**DATA**:
## Start

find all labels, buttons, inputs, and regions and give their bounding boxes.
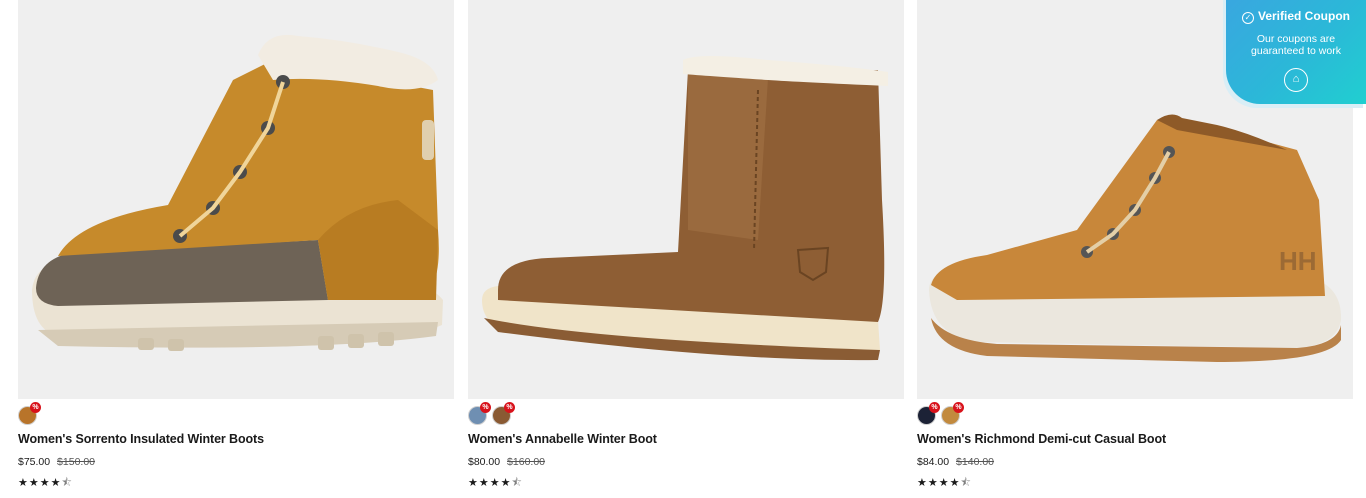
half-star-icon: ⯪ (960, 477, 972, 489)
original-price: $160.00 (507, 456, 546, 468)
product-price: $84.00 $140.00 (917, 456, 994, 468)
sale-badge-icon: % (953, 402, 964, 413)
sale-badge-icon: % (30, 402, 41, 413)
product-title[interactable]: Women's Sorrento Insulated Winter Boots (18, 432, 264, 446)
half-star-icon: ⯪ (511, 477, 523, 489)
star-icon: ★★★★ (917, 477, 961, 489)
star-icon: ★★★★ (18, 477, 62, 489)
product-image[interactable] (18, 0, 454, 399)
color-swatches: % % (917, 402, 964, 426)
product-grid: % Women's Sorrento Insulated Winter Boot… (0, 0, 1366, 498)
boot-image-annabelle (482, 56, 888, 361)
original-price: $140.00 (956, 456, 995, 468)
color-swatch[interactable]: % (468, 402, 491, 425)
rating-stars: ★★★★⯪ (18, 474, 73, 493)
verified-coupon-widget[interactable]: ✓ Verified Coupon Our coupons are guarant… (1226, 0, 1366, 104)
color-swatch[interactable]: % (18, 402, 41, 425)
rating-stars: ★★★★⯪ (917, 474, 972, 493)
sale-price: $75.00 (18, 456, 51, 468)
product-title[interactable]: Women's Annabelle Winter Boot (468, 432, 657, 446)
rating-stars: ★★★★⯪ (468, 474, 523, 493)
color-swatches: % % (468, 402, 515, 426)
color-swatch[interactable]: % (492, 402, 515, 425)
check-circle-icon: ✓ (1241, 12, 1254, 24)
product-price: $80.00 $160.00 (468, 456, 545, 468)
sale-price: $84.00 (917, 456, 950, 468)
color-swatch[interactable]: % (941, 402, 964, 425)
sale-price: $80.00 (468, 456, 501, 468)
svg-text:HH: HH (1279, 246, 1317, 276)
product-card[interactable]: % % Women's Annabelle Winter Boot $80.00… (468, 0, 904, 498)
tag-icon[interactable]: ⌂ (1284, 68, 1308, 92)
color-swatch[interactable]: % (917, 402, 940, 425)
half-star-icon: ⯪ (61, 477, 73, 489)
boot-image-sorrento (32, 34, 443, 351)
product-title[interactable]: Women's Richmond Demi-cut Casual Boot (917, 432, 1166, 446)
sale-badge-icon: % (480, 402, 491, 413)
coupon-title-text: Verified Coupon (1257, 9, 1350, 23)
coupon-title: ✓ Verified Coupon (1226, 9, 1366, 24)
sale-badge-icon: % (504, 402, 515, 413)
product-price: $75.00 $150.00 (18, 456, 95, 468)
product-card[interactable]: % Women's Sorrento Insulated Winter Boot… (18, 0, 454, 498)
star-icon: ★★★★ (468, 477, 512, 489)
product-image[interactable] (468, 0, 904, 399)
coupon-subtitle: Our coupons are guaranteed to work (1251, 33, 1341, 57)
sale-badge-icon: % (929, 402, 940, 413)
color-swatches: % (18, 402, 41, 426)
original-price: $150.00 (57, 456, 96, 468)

## End
## Start

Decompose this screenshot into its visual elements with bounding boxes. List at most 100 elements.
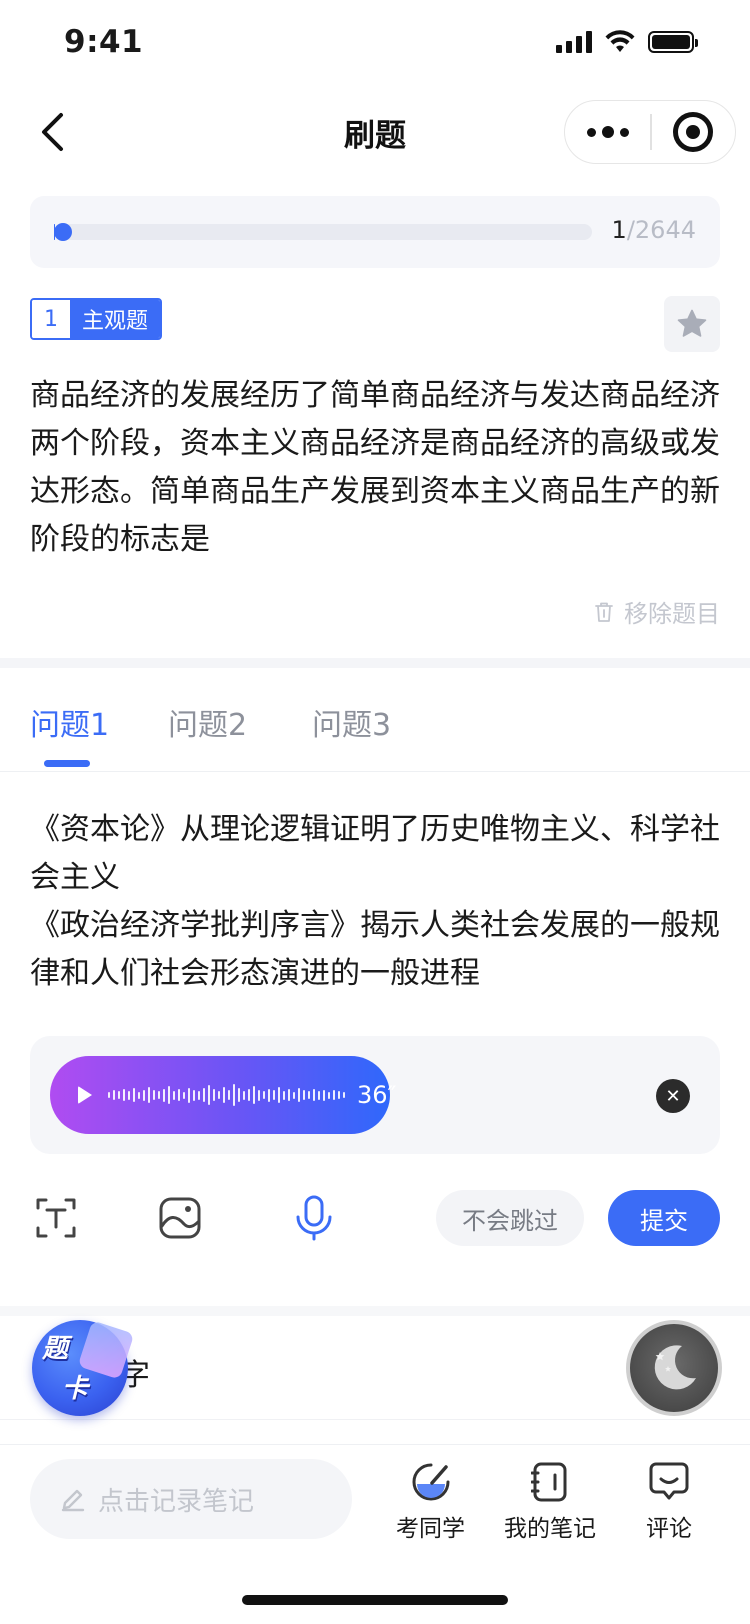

## End

**EXERCISE OBJECTIVE**: Recast the lines of the entries above as a JSON list of strings, one string per line, starting at the line that contains "find all labels, buttons, inputs, and" and ending at the line that contains "rating-stars: ★★★★⯪ (468, 474, 523, 493)". Skip any blank lines, and leave the pictures out of the answer.

**CORRECT RESULT**:
[
  "find all labels, buttons, inputs, and regions and give their bounding boxes.",
  "half-star-icon: ⯪ (960, 477, 972, 489)",
  "original-price: $160.00 (507, 456, 546, 468)",
  "product-price: $84.00 $140.00 (917, 456, 994, 468)",
  "sale-badge-icon: % (953, 402, 964, 413)",
  "sale-badge-icon: % (30, 402, 41, 413)",
  "product-title[interactable]: Women's Sorrento Insulated Winter Boots (18, 432, 264, 446)",
  "half-star-icon: ⯪ (511, 477, 523, 489)",
  "star-icon: ★★★★ (917, 477, 961, 489)",
  "star-icon: ★★★★ (18, 477, 62, 489)",
  "product-image[interactable] (18, 0, 454, 399)",
  "color-swatches: % % (917, 402, 964, 426)",
  "product-grid: % Women's Sorrento Insulated Winter Boot… (0, 0, 1366, 498)",
  "boot-image-annabelle (482, 56, 888, 361)",
  "original-price: $140.00 (956, 456, 995, 468)",
  "color-swatch[interactable]: % (468, 402, 491, 425)",
  "rating-stars: ★★★★⯪ (18, 474, 73, 493)",
  "verified-coupon-widget[interactable]: ✓ Verified Coupon Our coupons are guarant… (1226, 0, 1366, 104)",
  "color-swatch[interactable]: % (18, 402, 41, 425)",
  "rating-stars: ★★★★⯪ (917, 474, 972, 493)",
  "sale-price: $75.00 (18, 456, 51, 468)",
  "product-title[interactable]: Women's Annabelle Winter Boot (468, 432, 657, 446)",
  "rating-stars: ★★★★⯪ (468, 474, 523, 493)"
]